--- Begin DATA PROVIDED ---

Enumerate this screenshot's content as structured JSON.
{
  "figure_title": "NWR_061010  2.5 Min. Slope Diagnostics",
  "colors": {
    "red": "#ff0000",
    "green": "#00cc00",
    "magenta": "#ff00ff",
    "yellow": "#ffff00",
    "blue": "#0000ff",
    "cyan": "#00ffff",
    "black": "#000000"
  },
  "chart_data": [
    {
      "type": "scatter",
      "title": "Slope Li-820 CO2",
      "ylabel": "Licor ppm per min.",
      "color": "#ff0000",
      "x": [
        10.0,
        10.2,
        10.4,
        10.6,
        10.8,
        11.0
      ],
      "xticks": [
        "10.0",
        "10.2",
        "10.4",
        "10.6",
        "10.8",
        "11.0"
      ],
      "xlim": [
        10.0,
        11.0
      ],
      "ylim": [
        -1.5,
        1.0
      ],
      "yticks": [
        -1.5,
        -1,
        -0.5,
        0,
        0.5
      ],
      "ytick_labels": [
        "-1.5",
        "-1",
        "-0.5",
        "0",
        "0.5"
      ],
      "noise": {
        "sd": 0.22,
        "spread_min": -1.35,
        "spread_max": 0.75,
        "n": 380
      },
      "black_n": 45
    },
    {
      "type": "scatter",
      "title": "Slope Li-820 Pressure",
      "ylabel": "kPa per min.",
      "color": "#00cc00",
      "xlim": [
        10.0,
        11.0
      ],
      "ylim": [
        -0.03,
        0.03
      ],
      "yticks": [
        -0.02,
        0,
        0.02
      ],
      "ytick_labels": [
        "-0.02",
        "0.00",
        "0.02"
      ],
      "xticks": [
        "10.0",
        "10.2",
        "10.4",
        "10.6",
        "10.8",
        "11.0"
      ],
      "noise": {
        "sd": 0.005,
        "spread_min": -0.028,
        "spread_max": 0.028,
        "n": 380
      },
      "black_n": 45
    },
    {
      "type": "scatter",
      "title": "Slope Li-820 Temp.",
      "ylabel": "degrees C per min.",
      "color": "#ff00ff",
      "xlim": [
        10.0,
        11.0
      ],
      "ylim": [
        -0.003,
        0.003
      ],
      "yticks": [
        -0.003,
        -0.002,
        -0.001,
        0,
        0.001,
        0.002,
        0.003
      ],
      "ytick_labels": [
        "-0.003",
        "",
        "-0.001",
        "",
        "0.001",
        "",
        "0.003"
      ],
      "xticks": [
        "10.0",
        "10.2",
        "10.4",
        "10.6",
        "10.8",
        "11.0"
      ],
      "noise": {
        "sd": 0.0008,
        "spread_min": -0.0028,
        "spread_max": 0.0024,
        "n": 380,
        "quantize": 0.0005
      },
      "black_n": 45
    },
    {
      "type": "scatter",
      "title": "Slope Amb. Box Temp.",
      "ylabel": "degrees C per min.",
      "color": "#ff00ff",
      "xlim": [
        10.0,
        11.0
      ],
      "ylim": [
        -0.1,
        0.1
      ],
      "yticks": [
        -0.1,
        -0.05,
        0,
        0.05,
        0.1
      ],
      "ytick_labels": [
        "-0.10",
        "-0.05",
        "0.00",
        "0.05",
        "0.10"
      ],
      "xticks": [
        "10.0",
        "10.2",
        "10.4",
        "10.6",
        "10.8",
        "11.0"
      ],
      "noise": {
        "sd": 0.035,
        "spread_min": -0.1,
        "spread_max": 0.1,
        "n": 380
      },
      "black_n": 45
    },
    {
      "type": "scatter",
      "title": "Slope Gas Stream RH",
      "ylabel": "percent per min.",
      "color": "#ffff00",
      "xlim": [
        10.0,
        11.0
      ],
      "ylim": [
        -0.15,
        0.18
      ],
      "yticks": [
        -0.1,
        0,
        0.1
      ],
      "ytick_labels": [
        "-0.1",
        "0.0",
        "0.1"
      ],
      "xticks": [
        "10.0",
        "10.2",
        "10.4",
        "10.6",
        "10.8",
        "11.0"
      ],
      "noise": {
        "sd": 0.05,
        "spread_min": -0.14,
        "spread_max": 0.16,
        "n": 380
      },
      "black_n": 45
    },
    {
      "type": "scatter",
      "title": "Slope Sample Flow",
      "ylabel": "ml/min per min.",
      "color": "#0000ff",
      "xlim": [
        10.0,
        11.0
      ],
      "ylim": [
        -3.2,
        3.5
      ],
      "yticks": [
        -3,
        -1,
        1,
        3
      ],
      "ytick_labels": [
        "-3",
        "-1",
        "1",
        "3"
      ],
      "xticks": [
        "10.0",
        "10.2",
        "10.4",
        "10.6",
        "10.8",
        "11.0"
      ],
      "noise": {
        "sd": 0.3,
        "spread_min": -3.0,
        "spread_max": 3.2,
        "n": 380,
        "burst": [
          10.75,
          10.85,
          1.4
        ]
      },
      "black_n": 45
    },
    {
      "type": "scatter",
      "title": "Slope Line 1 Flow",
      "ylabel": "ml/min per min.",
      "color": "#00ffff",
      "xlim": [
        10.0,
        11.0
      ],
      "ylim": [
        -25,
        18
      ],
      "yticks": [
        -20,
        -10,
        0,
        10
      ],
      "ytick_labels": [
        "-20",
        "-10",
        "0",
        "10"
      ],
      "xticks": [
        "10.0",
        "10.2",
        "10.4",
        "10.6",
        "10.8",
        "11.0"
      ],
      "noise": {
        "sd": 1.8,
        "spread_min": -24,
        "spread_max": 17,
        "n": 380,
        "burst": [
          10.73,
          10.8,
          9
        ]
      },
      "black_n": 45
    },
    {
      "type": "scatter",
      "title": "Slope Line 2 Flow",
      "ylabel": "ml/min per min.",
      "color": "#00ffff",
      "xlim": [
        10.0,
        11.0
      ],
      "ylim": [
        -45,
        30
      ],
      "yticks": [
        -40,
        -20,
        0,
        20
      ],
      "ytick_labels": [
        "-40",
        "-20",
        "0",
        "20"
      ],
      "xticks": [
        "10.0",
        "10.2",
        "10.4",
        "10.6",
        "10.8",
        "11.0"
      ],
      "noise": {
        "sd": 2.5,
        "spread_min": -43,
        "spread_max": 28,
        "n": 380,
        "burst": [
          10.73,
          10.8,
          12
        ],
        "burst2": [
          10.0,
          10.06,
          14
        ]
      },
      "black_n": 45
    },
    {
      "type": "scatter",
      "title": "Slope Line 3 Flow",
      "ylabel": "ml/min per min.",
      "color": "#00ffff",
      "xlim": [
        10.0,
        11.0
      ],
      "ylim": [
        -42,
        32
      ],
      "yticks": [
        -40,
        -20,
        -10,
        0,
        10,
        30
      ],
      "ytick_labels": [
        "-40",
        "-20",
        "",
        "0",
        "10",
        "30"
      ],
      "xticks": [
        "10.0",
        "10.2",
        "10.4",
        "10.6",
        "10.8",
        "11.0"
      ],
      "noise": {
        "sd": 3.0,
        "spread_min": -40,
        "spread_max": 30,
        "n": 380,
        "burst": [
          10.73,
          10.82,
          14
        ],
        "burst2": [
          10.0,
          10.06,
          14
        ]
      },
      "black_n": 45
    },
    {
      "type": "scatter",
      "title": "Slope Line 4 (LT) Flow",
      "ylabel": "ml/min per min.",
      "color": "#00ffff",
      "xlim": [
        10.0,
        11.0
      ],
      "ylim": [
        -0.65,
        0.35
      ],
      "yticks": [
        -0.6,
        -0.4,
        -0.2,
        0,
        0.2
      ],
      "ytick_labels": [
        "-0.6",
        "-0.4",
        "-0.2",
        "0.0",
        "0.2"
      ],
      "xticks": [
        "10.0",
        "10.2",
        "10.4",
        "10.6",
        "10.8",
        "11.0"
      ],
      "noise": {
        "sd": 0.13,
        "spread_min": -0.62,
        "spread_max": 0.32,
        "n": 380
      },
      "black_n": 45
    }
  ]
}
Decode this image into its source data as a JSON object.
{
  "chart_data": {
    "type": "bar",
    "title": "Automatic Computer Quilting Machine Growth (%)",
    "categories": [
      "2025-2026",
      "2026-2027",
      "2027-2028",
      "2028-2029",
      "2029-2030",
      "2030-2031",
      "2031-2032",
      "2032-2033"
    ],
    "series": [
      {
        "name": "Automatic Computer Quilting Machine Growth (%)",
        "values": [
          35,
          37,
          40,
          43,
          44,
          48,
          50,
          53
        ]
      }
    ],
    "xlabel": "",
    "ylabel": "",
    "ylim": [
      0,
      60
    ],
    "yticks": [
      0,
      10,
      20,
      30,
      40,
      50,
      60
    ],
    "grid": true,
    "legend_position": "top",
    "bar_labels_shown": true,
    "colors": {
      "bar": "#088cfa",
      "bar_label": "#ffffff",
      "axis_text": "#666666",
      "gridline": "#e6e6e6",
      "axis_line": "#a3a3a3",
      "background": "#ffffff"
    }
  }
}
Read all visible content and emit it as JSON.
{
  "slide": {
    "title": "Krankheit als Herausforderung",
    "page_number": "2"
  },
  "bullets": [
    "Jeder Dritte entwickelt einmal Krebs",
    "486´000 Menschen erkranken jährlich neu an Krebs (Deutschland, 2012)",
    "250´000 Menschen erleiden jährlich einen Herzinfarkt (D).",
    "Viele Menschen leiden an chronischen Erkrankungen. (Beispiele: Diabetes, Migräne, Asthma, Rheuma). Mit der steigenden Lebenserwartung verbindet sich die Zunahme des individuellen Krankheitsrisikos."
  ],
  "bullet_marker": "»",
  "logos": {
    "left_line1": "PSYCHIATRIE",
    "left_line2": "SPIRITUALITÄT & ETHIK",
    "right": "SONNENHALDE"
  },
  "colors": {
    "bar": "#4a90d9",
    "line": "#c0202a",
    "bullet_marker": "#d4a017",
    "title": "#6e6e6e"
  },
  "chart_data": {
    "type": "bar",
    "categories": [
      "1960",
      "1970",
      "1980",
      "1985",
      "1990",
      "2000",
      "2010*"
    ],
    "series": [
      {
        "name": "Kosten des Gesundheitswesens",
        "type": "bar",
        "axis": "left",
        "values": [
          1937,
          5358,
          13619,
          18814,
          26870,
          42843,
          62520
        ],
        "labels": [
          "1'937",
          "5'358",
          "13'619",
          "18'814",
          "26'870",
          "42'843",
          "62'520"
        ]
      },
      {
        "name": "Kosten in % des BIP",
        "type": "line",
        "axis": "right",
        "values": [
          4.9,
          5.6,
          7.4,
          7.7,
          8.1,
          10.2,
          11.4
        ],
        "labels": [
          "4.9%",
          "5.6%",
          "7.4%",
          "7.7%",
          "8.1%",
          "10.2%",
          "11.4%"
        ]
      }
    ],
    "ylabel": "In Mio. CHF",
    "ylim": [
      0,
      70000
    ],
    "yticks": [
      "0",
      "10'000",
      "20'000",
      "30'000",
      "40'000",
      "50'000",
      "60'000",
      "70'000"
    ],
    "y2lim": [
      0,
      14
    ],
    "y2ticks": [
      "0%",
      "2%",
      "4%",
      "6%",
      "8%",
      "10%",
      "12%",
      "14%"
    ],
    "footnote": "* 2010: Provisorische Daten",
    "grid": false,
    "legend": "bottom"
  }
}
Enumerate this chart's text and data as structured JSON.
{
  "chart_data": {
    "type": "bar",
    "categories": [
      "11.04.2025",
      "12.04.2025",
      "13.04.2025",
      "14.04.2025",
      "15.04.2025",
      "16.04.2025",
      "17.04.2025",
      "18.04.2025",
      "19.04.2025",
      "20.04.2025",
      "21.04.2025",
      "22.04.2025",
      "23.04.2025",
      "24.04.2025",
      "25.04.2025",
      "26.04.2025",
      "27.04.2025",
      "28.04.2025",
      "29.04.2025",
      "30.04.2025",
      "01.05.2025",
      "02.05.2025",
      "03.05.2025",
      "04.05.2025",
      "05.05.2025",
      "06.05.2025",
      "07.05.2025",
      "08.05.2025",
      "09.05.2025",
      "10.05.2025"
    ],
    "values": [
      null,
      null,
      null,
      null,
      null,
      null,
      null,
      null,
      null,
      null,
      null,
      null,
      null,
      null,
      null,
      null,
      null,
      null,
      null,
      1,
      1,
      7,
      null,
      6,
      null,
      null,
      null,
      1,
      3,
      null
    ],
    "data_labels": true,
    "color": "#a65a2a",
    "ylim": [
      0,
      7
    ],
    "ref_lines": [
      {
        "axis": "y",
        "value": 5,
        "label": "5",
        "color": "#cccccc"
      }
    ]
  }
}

--- End DATA PROVIDED ---

EXERCISE DETAILS:
Which lines contain the word "true"? Copy each of them.

RESULT FOR THIS TASK:
    "grid": true,
    "bar_labels_shown": true,
    "data_labels": true,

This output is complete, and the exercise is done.